## START RECORD EXTRACTS

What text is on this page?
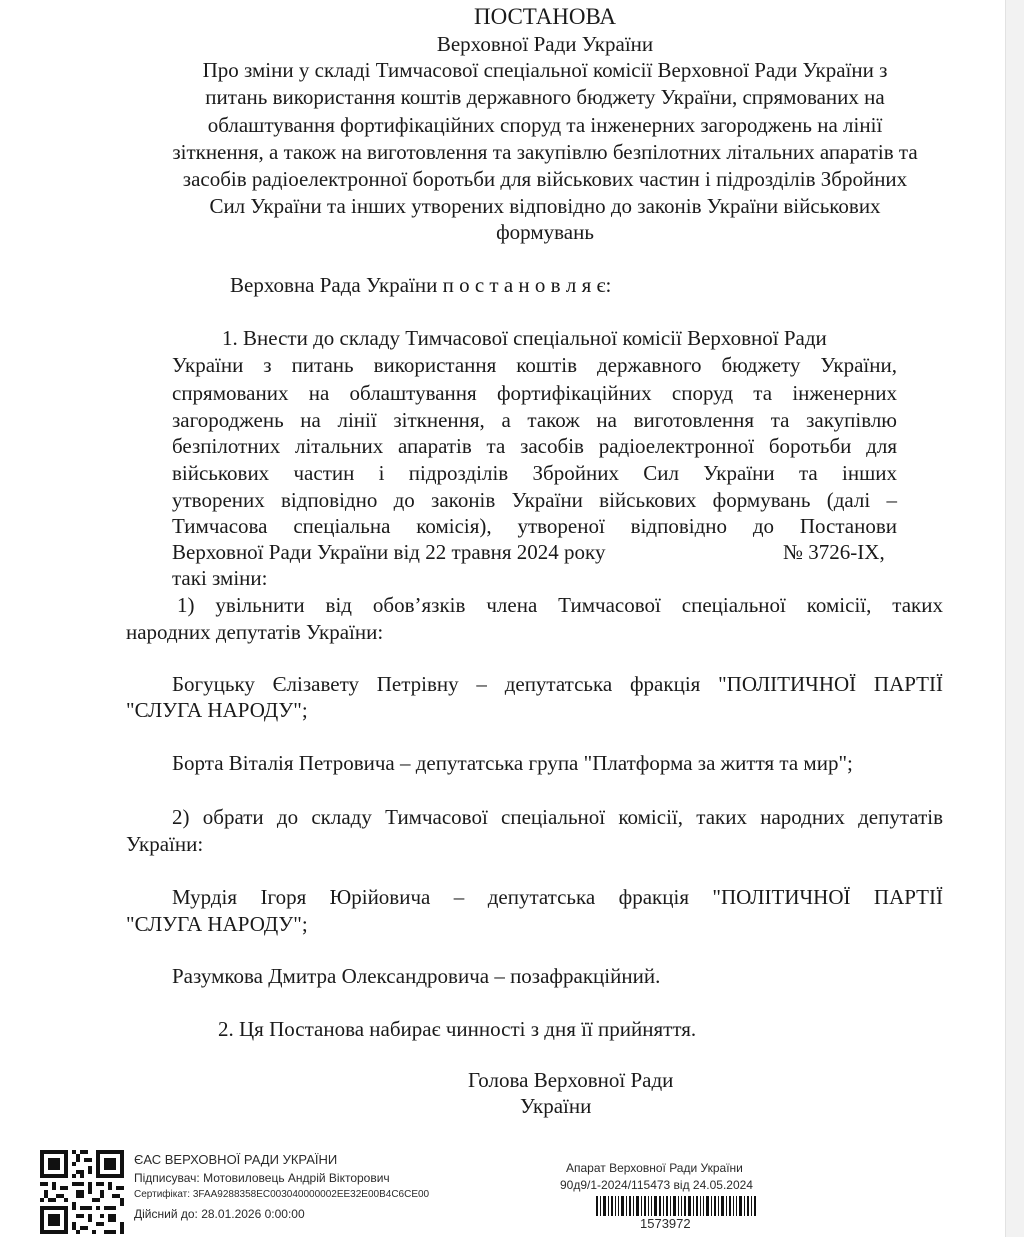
ПОСТАНОВА
Верховної Ради України
Про зміни у складі Тимчасової спеціальної комісії Верховної Ради України з
питань використання коштів державного бюджету України, спрямованих на
облаштування фортифікаційних споруд та інженерних загороджень на лінії
зіткнення, а також на виготовлення та закупівлю безпілотних літальних апаратів та
засобів радіоелектронної боротьби для військових частин і підрозділів Збройних
Сил України та інших утворених відповідно до законів України військових
формувань
Верховна Рада України п о с т а н о в л я є:
1. Внести до складу Тимчасової спеціальної комісії Верховної Ради
України з питань використання коштів державного бюджету України,
спрямованих на облаштування фортифікаційних споруд та інженерних
загороджень на лінії зіткнення, а також на виготовлення та закупівлю
безпілотних літальних апаратів та засобів радіоелектронної боротьби для
військових частин і підрозділів Збройних Сил України та інших
утворених відповідно до законів України військових формувань (далі –
Тимчасова спеціальна комісія), утвореної відповідно до Постанови
Верховної Ради України від 22 травня 2024 року	№ 3726-IX,
такі зміни:
1) увільнити від обов’язків члена Тимчасової спеціальної комісії, таких
народних депутатів України:
Богуцьку Єлізавету Петрівну – депутатська фракція "ПОЛІТИЧНОЇ ПАРТІЇ
"СЛУГА НАРОДУ";
Борта Віталія Петровича – депутатська група "Платформа за життя та мир";
2) обрати до складу Тимчасової спеціальної комісії, таких народних депутатів
України:
Мурдія Ігоря Юрійовича – депутатська фракція "ПОЛІТИЧНОЇ ПАРТІЇ
"СЛУГА НАРОДУ";
Разумкова Дмитра Олександровича – позафракційний.
2. Ця Постанова набирає чинності з дня її прийняття.
Голова Верховної Ради
України
ЄАС ВЕРХОВНОЇ РАДИ УКРАЇНИ
Підписувач: Мотовиловець Андрій Вікторович
Сертифікат: 3FAA9288358EC003040000002EE32E00B4C6CE00
Дійсний до: 28.01.2026 0:00:00
Апарат Верховної Ради України
90д9/1-2024/115473 від 24.05.2024
1573972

## END RECORD EXTRACTS

WHAT IS BEING ASKED: Check each line above for the string "депутатська", then copy the ones that have it.

TASK RESULT:
Богуцьку Єлізавету Петрівну – депутатська фракція "ПОЛІТИЧНОЇ ПАРТІЇ
Борта Віталія Петровича – депутатська група "Платформа за життя та мир";
Мурдія Ігоря Юрійовича – депутатська фракція "ПОЛІТИЧНОЇ ПАРТІЇ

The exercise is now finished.